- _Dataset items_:
###

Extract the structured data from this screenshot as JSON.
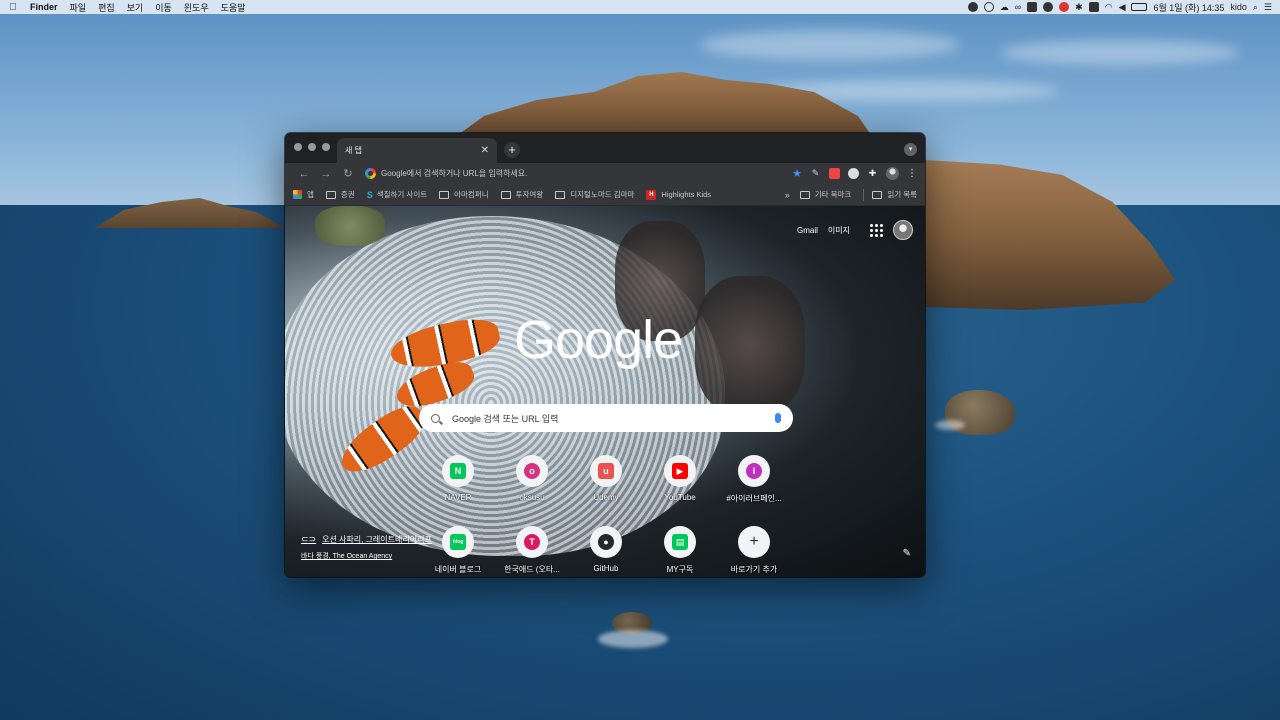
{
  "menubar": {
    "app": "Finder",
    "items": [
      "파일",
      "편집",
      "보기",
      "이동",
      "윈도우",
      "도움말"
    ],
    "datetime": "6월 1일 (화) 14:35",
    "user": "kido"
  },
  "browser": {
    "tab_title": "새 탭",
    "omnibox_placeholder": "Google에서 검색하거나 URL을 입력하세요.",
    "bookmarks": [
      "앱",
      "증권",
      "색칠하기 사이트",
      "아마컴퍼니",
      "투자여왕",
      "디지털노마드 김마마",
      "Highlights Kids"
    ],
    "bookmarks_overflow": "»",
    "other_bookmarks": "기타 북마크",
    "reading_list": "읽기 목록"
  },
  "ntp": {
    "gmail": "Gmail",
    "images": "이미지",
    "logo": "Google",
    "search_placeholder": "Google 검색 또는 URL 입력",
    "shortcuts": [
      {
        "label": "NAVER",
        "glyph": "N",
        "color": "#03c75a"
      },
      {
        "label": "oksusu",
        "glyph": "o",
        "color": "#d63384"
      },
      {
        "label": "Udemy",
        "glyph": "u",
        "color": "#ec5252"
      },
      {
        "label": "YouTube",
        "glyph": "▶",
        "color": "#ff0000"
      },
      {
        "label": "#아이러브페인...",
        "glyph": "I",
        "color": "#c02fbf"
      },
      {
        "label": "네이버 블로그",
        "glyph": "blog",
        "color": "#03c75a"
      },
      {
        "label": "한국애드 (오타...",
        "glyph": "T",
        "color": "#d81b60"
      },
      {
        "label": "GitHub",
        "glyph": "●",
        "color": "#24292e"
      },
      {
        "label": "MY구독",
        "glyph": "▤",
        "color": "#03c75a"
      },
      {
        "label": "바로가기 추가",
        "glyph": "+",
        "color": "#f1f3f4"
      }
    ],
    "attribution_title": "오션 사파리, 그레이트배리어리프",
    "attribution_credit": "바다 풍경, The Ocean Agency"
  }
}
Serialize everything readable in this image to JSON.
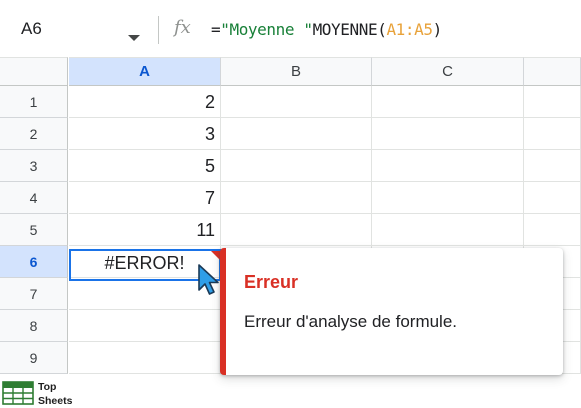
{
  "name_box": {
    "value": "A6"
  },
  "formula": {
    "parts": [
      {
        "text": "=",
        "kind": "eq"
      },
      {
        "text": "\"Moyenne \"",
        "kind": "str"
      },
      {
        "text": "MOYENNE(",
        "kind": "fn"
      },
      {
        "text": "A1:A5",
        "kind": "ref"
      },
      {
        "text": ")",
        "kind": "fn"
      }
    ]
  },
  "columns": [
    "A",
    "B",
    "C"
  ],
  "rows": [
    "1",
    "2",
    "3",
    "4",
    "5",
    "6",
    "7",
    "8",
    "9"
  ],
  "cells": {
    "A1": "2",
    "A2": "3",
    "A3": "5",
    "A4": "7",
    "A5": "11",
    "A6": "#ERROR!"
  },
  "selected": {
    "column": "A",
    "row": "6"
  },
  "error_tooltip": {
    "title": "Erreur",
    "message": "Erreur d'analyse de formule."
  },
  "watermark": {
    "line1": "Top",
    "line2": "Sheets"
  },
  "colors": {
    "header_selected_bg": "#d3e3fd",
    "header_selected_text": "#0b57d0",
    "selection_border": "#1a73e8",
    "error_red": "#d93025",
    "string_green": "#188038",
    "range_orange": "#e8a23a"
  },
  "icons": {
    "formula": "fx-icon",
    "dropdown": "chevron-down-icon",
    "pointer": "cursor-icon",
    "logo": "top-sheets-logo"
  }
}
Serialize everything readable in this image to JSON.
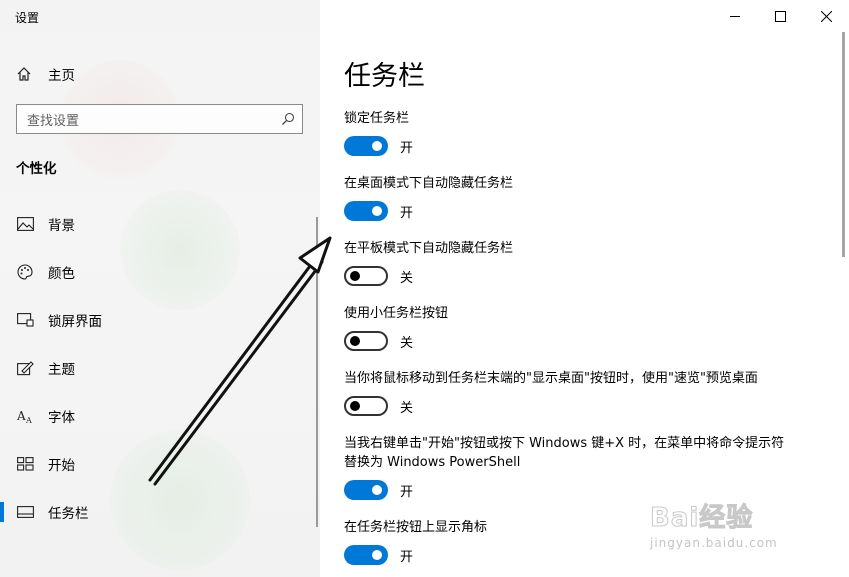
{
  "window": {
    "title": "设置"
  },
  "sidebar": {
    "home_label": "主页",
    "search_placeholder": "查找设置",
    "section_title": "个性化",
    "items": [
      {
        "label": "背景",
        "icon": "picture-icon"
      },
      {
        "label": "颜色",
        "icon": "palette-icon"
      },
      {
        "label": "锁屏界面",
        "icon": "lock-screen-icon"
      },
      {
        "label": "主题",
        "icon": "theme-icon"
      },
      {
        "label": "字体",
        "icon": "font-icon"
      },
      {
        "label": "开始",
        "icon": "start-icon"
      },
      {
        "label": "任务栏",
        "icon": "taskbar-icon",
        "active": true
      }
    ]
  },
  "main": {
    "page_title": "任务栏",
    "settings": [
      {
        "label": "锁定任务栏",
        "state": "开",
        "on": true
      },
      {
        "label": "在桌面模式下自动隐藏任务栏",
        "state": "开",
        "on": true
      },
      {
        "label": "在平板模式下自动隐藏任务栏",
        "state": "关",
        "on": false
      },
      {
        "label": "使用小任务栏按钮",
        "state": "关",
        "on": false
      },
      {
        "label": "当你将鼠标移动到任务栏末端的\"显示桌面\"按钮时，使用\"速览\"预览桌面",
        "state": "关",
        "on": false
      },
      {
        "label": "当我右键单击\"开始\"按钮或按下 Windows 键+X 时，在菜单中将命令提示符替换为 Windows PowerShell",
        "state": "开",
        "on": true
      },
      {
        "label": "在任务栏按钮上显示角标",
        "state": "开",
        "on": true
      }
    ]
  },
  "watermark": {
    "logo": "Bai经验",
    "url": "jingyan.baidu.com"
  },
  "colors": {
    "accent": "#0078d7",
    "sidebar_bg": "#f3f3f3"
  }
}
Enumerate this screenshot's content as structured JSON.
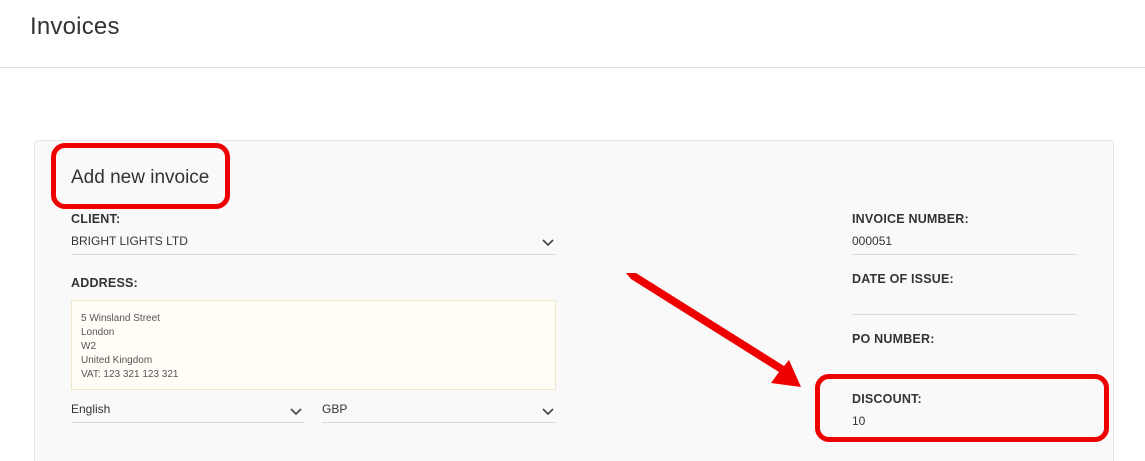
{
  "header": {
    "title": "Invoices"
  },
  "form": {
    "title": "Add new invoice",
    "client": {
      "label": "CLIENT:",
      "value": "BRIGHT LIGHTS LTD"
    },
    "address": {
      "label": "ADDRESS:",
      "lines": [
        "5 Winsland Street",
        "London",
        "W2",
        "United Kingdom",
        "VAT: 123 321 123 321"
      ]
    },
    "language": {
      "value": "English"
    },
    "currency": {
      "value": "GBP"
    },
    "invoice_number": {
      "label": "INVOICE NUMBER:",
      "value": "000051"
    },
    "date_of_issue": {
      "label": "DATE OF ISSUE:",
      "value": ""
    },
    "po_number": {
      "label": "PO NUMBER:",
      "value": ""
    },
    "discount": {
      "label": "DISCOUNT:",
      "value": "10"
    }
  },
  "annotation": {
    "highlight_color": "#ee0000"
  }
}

###

- _Given instruction_:
Retype every entry verbatim and exclude the pictures from the copy.

- _Solved problem_:
Extract the structured data from this screenshot as JSON.
{
  "menubar": {
    "app": "Finder",
    "items": [
      "파일",
      "편집",
      "보기",
      "이동",
      "윈도우",
      "도움말"
    ],
    "datetime": "6월 1일 (화) 14:35",
    "user": "kido"
  },
  "browser": {
    "tab_title": "새 탭",
    "omnibox_placeholder": "Google에서 검색하거나 URL을 입력하세요.",
    "bookmarks": [
      "앱",
      "증권",
      "색칠하기 사이트",
      "아마컴퍼니",
      "투자여왕",
      "디지털노마드 김마마",
      "Highlights Kids"
    ],
    "bookmarks_overflow": "»",
    "other_bookmarks": "기타 북마크",
    "reading_list": "읽기 목록"
  },
  "ntp": {
    "gmail": "Gmail",
    "images": "이미지",
    "logo": "Google",
    "search_placeholder": "Google 검색 또는 URL 입력",
    "shortcuts": [
      {
        "label": "NAVER",
        "glyph": "N",
        "color": "#03c75a"
      },
      {
        "label": "oksusu",
        "glyph": "o",
        "color": "#d63384"
      },
      {
        "label": "Udemy",
        "glyph": "u",
        "color": "#ec5252"
      },
      {
        "label": "YouTube",
        "glyph": "▶",
        "color": "#ff0000"
      },
      {
        "label": "#아이러브페인...",
        "glyph": "I",
        "color": "#c02fbf"
      },
      {
        "label": "네이버 블로그",
        "glyph": "blog",
        "color": "#03c75a"
      },
      {
        "label": "한국애드 (오타...",
        "glyph": "T",
        "color": "#d81b60"
      },
      {
        "label": "GitHub",
        "glyph": "●",
        "color": "#24292e"
      },
      {
        "label": "MY구독",
        "glyph": "▤",
        "color": "#03c75a"
      },
      {
        "label": "바로가기 추가",
        "glyph": "+",
        "color": "#f1f3f4"
      }
    ],
    "attribution_title": "오션 사파리, 그레이트배리어리프",
    "attribution_credit": "바다 풍경, The Ocean Agency"
  }
}
Serialize everything readable in this image to JSON.
{
  "name_box": {
    "value": "A6"
  },
  "formula": {
    "parts": [
      {
        "text": "=",
        "kind": "eq"
      },
      {
        "text": "\"Moyenne \"",
        "kind": "str"
      },
      {
        "text": "MOYENNE(",
        "kind": "fn"
      },
      {
        "text": "A1:A5",
        "kind": "ref"
      },
      {
        "text": ")",
        "kind": "fn"
      }
    ]
  },
  "columns": [
    "A",
    "B",
    "C"
  ],
  "rows": [
    "1",
    "2",
    "3",
    "4",
    "5",
    "6",
    "7",
    "8",
    "9"
  ],
  "cells": {
    "A1": "2",
    "A2": "3",
    "A3": "5",
    "A4": "7",
    "A5": "11",
    "A6": "#ERROR!"
  },
  "selected": {
    "column": "A",
    "row": "6"
  },
  "error_tooltip": {
    "title": "Erreur",
    "message": "Erreur d'analyse de formule."
  },
  "watermark": {
    "line1": "Top",
    "line2": "Sheets"
  },
  "colors": {
    "header_selected_bg": "#d3e3fd",
    "header_selected_text": "#0b57d0",
    "selection_border": "#1a73e8",
    "error_red": "#d93025",
    "string_green": "#188038",
    "range_orange": "#e8a23a"
  },
  "icons": {
    "formula": "fx-icon",
    "dropdown": "chevron-down-icon",
    "pointer": "cursor-icon",
    "logo": "top-sheets-logo"
  }
}
Serialize everything readable in this image to JSON.
{
  "window": {
    "title": "设置"
  },
  "sidebar": {
    "home_label": "主页",
    "search_placeholder": "查找设置",
    "section_title": "个性化",
    "items": [
      {
        "label": "背景",
        "icon": "picture-icon"
      },
      {
        "label": "颜色",
        "icon": "palette-icon"
      },
      {
        "label": "锁屏界面",
        "icon": "lock-screen-icon"
      },
      {
        "label": "主题",
        "icon": "theme-icon"
      },
      {
        "label": "字体",
        "icon": "font-icon"
      },
      {
        "label": "开始",
        "icon": "start-icon"
      },
      {
        "label": "任务栏",
        "icon": "taskbar-icon",
        "active": true
      }
    ]
  },
  "main": {
    "page_title": "任务栏",
    "settings": [
      {
        "label": "锁定任务栏",
        "state": "开",
        "on": true
      },
      {
        "label": "在桌面模式下自动隐藏任务栏",
        "state": "开",
        "on": true
      },
      {
        "label": "在平板模式下自动隐藏任务栏",
        "state": "关",
        "on": false
      },
      {
        "label": "使用小任务栏按钮",
        "state": "关",
        "on": false
      },
      {
        "label": "当你将鼠标移动到任务栏末端的\"显示桌面\"按钮时，使用\"速览\"预览桌面",
        "state": "关",
        "on": false
      },
      {
        "label": "当我右键单击\"开始\"按钮或按下 Windows 键+X 时，在菜单中将命令提示符替换为 Windows PowerShell",
        "state": "开",
        "on": true
      },
      {
        "label": "在任务栏按钮上显示角标",
        "state": "开",
        "on": true
      }
    ]
  },
  "watermark": {
    "logo": "Bai经验",
    "url": "jingyan.baidu.com"
  },
  "colors": {
    "accent": "#0078d7",
    "sidebar_bg": "#f3f3f3"
  }
}
Enumerate this screenshot's content as structured JSON.
{
  "header": {
    "title": "Invoices"
  },
  "form": {
    "title": "Add new invoice",
    "client": {
      "label": "CLIENT:",
      "value": "BRIGHT LIGHTS LTD"
    },
    "address": {
      "label": "ADDRESS:",
      "lines": [
        "5 Winsland Street",
        "London",
        "W2",
        "United Kingdom",
        "VAT: 123 321 123 321"
      ]
    },
    "language": {
      "value": "English"
    },
    "currency": {
      "value": "GBP"
    },
    "invoice_number": {
      "label": "INVOICE NUMBER:",
      "value": "000051"
    },
    "date_of_issue": {
      "label": "DATE OF ISSUE:",
      "value": ""
    },
    "po_number": {
      "label": "PO NUMBER:",
      "value": ""
    },
    "discount": {
      "label": "DISCOUNT:",
      "value": "10"
    }
  },
  "annotation": {
    "highlight_color": "#ee0000"
  }
}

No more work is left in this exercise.